Brief: For every line in the data below that contains "промышленности", copy the line.

****************************************

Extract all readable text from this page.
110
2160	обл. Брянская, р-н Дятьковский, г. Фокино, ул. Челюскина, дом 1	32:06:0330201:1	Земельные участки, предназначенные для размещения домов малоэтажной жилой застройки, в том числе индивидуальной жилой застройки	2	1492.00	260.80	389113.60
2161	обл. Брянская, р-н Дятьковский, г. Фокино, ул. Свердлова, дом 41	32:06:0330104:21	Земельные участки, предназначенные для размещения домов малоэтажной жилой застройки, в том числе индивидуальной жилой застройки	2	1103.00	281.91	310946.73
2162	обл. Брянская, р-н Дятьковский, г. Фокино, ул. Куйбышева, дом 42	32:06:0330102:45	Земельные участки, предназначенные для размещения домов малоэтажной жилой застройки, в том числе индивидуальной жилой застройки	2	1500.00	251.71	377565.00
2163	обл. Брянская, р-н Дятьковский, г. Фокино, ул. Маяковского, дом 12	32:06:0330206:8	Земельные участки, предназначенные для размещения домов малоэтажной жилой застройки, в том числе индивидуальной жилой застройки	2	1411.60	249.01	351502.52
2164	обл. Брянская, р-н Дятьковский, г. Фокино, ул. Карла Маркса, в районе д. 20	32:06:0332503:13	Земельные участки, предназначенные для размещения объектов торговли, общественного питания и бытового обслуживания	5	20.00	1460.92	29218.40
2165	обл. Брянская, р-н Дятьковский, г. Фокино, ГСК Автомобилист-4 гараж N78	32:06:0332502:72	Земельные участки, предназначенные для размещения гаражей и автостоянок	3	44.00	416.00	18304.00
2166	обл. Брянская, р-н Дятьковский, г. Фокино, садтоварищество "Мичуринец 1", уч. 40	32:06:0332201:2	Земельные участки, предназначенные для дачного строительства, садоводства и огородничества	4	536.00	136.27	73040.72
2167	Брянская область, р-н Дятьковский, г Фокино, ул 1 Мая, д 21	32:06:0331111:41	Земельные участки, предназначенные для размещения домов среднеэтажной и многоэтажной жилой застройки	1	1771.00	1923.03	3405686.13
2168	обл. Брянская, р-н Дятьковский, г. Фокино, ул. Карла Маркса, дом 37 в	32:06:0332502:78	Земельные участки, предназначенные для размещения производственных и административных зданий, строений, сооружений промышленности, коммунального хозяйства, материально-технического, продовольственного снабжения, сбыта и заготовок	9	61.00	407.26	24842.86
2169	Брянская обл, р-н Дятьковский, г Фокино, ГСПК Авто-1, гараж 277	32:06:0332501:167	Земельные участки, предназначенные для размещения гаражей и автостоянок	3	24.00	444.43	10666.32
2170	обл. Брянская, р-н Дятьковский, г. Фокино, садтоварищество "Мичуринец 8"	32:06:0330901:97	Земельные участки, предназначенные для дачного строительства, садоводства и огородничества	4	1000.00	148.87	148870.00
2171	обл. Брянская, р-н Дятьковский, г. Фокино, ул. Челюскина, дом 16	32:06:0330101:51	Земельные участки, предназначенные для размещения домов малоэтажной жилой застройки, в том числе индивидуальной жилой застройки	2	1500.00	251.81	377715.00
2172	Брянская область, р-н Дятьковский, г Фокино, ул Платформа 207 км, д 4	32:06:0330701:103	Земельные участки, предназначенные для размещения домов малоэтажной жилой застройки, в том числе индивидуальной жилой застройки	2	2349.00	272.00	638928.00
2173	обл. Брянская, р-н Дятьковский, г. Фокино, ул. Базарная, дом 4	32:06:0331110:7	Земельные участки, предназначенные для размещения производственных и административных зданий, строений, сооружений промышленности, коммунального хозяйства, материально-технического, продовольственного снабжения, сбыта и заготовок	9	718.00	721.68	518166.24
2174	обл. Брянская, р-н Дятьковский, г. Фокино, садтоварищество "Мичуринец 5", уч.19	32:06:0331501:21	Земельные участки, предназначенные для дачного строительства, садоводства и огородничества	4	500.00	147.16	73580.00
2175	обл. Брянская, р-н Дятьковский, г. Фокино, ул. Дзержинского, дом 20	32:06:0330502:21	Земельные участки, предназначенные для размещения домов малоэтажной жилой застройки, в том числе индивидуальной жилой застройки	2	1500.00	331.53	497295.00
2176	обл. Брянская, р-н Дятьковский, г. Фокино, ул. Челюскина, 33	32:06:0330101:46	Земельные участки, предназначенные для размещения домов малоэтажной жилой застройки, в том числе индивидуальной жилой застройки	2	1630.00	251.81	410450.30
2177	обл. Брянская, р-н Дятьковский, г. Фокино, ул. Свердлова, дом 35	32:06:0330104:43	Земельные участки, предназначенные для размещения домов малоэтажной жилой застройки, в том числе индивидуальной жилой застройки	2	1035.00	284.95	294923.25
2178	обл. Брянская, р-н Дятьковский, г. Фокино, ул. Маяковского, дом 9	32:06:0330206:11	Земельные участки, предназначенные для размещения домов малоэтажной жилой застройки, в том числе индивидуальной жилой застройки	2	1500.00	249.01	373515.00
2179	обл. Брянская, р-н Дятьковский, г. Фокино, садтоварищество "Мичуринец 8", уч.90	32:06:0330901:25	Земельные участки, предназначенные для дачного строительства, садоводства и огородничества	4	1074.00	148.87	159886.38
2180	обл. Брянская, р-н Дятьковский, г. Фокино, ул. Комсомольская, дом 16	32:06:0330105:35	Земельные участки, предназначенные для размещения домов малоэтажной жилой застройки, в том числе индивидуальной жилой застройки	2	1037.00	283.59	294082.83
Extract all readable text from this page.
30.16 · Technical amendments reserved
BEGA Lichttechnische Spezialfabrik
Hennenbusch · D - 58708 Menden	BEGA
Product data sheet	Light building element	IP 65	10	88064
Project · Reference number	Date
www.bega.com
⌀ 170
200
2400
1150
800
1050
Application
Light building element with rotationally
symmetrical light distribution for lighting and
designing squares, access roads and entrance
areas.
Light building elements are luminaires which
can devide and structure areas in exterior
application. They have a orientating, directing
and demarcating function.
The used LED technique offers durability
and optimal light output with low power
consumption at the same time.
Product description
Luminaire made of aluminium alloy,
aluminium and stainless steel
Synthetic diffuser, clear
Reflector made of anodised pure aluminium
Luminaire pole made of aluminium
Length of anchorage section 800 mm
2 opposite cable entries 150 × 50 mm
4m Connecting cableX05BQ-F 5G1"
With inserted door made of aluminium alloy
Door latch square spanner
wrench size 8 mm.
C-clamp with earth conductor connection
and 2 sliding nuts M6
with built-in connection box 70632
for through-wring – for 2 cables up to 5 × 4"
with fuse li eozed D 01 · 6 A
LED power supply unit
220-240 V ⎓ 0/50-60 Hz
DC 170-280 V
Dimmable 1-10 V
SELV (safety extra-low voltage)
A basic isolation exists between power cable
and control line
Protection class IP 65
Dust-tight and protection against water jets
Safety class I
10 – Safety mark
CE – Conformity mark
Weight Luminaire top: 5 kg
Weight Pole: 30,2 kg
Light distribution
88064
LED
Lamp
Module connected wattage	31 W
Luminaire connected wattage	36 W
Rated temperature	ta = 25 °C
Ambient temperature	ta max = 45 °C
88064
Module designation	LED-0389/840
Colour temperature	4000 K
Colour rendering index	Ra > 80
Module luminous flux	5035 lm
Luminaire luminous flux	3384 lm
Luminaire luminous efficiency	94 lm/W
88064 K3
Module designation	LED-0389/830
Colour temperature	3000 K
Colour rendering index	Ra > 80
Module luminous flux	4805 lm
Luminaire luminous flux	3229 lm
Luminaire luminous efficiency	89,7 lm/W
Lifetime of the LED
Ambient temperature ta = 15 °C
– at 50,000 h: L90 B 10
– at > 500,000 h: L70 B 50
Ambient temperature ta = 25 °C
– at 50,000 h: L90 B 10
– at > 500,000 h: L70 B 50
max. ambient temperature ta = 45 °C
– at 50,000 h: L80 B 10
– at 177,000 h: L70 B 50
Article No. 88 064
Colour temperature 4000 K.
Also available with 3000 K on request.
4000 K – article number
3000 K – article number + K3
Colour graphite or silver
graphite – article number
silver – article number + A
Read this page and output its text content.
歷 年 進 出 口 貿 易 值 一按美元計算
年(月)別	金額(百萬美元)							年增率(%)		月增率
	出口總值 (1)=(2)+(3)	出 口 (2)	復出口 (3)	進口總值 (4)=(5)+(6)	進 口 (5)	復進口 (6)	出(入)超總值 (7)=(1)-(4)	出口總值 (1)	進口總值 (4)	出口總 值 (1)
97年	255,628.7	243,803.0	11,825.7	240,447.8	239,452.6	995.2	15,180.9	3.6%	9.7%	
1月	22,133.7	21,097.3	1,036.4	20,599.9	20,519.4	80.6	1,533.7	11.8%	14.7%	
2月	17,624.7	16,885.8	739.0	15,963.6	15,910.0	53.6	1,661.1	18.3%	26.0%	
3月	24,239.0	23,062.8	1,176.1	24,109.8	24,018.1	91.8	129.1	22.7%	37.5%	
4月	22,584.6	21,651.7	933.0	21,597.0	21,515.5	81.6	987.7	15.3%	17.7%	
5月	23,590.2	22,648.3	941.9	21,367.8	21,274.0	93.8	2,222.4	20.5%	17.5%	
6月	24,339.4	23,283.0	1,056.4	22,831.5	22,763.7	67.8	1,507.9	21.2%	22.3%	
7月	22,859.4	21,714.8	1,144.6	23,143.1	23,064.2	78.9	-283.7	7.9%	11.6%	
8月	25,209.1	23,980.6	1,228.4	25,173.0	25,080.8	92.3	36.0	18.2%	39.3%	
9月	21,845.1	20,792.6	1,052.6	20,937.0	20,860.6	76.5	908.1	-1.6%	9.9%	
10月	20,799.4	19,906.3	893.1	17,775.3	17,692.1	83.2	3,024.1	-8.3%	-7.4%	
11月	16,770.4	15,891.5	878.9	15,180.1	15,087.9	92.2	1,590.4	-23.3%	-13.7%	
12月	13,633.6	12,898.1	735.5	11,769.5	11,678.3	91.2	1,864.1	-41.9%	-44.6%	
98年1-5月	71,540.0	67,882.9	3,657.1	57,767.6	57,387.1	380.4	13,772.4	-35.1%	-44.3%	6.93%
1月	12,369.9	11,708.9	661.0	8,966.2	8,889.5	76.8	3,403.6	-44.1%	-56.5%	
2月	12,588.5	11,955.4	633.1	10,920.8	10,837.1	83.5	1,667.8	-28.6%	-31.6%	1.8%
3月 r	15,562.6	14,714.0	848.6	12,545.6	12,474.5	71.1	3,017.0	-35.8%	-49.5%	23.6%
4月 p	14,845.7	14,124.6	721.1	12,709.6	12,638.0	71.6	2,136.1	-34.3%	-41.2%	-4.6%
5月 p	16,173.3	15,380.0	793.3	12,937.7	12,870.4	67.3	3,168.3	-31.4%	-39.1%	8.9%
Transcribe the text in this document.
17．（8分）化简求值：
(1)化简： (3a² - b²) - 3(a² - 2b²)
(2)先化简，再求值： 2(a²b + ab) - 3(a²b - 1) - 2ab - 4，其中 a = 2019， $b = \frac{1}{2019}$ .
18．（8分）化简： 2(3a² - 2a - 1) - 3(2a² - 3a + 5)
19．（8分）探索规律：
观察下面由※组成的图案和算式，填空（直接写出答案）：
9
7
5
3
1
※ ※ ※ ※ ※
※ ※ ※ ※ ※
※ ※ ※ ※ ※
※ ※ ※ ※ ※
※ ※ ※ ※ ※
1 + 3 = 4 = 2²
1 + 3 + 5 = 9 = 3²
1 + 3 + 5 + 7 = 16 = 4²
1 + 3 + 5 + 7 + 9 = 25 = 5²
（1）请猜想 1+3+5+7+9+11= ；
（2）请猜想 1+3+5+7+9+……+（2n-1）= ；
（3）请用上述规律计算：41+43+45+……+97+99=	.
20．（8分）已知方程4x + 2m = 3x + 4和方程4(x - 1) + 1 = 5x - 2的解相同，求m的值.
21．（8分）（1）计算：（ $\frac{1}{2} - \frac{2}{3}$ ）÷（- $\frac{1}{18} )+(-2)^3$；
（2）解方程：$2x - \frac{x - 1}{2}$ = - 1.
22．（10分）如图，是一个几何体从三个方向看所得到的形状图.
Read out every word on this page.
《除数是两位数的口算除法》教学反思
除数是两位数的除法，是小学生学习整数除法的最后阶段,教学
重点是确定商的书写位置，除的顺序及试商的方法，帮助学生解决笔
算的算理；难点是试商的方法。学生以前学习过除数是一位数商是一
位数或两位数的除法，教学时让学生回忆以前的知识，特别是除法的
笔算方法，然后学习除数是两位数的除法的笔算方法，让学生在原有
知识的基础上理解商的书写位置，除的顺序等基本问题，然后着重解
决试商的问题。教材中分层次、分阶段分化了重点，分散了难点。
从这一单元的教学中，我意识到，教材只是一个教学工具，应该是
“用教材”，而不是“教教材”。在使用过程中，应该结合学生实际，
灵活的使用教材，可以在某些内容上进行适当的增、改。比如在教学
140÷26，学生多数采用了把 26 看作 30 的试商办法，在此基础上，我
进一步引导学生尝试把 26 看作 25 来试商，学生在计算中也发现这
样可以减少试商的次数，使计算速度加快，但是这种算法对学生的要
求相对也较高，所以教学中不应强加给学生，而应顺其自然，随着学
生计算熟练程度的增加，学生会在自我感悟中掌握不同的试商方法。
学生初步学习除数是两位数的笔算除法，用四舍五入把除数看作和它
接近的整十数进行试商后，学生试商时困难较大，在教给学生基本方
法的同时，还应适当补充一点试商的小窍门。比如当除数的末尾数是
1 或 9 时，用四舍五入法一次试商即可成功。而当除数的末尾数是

****************************************

Exercise answer:
2168	обл. Брянская, р-н Дятьковский, г. Фокино, ул. Карла Маркса, дом 37 в	32:06:0332502:78	Земельные участки, предназначенные для размещения производственных и административных зданий, строений, сооружений промышленности, коммунального хозяйства, материально-технического, продовольственного снабжения, сбыта и заготовок	9	61.00	407.26	24842.86
2173	обл. Брянская, р-н Дятьковский, г. Фокино, ул. Базарная, дом 4	32:06:0331110:7	Земельные участки, предназначенные для размещения производственных и административных зданий, строений, сооружений промышленности, коммунального хозяйства, материально-технического, продовольственного снабжения, сбыта и заготовок	9	718.00	721.68	518166.24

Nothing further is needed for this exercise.